Your answer should be one number: how many lines of the data include the string "from"?
[BEGIN Records supplied]
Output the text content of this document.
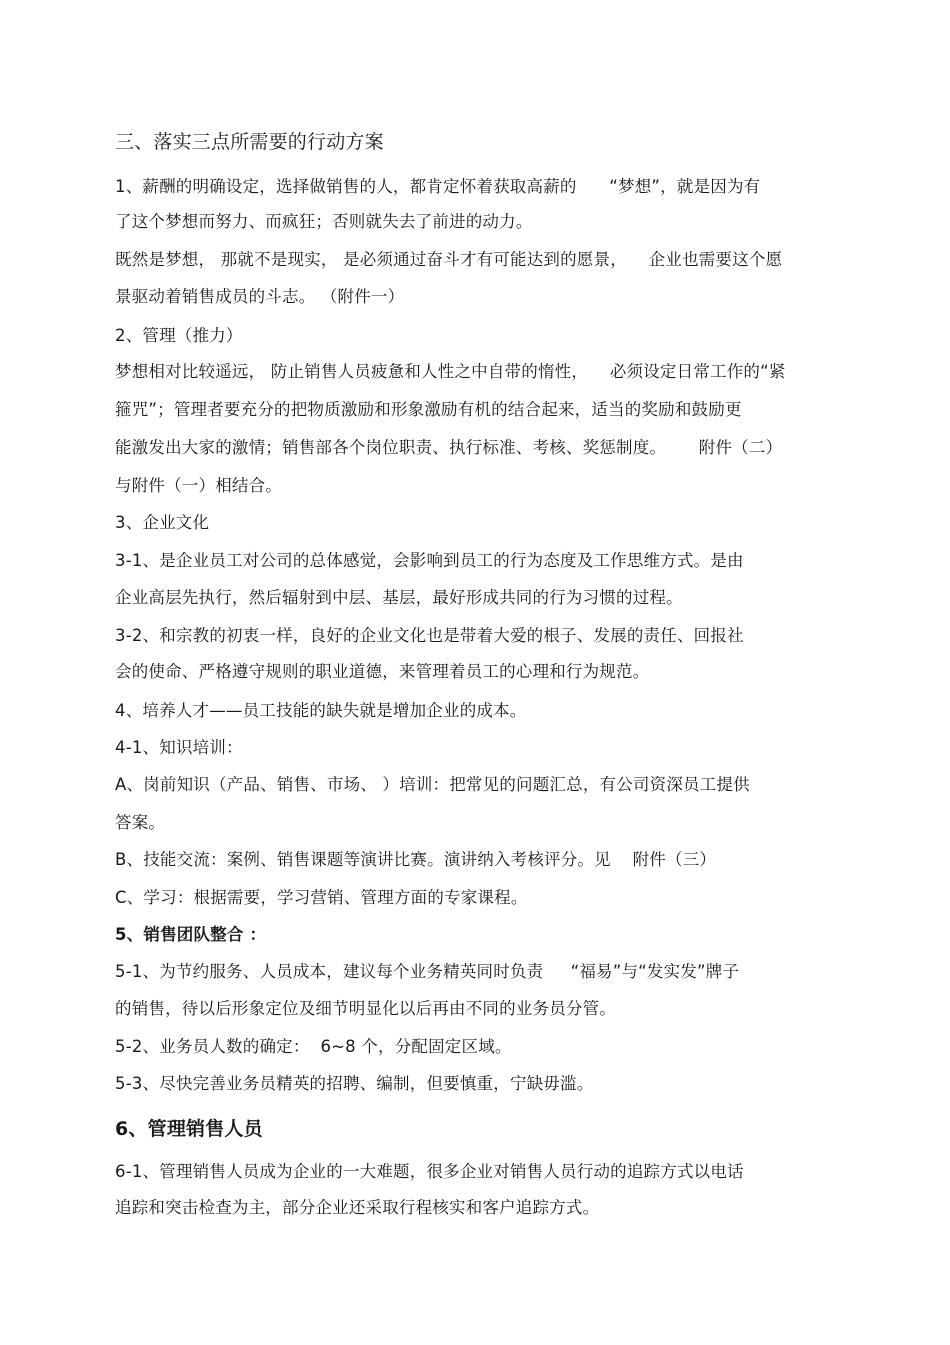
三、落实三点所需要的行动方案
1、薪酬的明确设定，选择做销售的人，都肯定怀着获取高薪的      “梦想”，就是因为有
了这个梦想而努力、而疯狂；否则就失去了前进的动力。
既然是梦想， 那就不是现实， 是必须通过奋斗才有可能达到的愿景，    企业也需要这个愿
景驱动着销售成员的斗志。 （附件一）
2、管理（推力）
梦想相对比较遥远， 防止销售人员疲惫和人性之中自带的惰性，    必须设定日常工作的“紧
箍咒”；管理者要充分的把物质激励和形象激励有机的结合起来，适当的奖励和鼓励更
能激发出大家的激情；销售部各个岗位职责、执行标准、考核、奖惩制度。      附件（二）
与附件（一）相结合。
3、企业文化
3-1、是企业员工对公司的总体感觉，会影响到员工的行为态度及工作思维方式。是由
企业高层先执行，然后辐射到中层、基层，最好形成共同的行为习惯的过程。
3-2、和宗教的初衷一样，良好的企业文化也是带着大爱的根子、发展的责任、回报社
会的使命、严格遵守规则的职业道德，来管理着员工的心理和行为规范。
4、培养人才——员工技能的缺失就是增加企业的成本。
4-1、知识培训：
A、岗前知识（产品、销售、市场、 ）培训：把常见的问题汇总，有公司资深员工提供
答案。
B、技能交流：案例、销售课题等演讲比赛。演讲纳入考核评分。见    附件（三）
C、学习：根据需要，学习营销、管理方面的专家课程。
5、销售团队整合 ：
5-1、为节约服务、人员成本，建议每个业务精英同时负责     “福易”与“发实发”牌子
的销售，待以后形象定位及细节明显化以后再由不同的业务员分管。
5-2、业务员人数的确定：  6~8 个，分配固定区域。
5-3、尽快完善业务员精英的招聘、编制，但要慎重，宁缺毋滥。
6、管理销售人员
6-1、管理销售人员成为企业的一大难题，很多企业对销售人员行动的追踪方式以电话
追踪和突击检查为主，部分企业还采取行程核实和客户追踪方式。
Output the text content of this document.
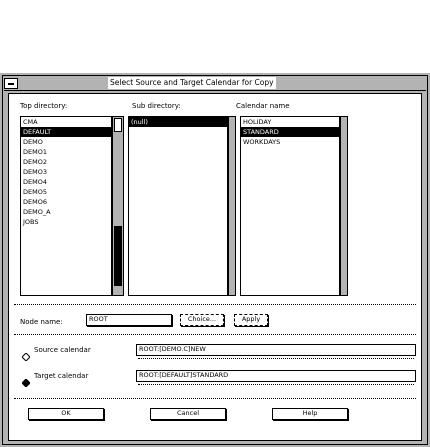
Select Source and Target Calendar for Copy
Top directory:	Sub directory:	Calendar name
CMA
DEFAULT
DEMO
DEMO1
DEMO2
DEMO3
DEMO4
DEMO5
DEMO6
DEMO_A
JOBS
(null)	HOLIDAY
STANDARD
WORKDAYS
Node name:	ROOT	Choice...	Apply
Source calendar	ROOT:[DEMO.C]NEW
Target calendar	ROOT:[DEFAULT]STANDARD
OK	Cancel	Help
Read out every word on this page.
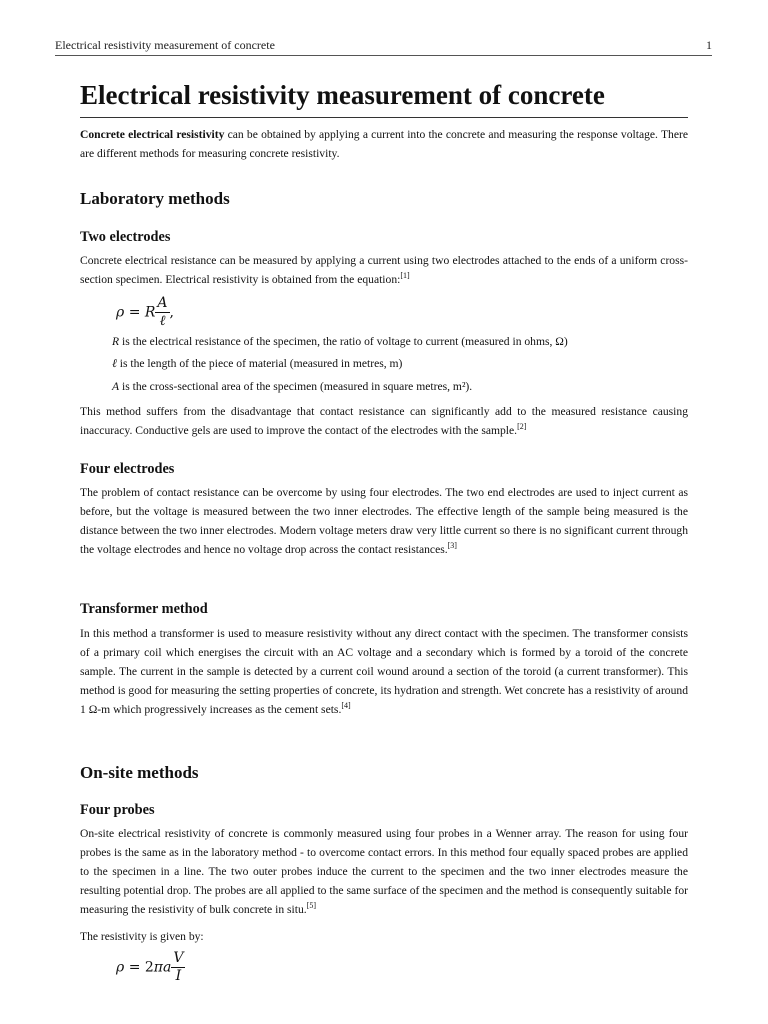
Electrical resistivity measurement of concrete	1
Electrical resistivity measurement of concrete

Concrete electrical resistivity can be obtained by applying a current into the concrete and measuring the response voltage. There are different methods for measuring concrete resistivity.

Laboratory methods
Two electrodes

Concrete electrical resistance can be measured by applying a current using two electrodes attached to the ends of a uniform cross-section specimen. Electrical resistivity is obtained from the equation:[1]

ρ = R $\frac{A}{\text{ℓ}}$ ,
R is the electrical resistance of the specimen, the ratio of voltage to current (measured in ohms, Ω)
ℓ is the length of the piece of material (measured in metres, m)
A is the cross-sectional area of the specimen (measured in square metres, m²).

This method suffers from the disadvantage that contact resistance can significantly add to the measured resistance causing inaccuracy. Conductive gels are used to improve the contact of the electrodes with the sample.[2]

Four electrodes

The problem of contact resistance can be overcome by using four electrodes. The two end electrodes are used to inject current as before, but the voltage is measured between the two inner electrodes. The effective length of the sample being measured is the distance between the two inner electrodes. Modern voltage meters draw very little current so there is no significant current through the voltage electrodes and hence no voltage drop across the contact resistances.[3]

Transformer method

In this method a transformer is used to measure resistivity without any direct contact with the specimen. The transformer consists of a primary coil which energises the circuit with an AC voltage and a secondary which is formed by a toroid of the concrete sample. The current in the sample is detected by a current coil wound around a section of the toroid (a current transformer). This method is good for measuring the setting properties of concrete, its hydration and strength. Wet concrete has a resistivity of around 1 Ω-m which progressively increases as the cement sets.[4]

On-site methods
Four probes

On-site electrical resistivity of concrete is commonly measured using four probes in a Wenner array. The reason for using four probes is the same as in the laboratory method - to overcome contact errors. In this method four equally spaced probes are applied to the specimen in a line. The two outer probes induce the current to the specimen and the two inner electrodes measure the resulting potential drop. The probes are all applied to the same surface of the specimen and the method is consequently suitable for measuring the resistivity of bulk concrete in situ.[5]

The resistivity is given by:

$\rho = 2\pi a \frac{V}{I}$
[END Records supplied]
§ **Solution to this problem**: 2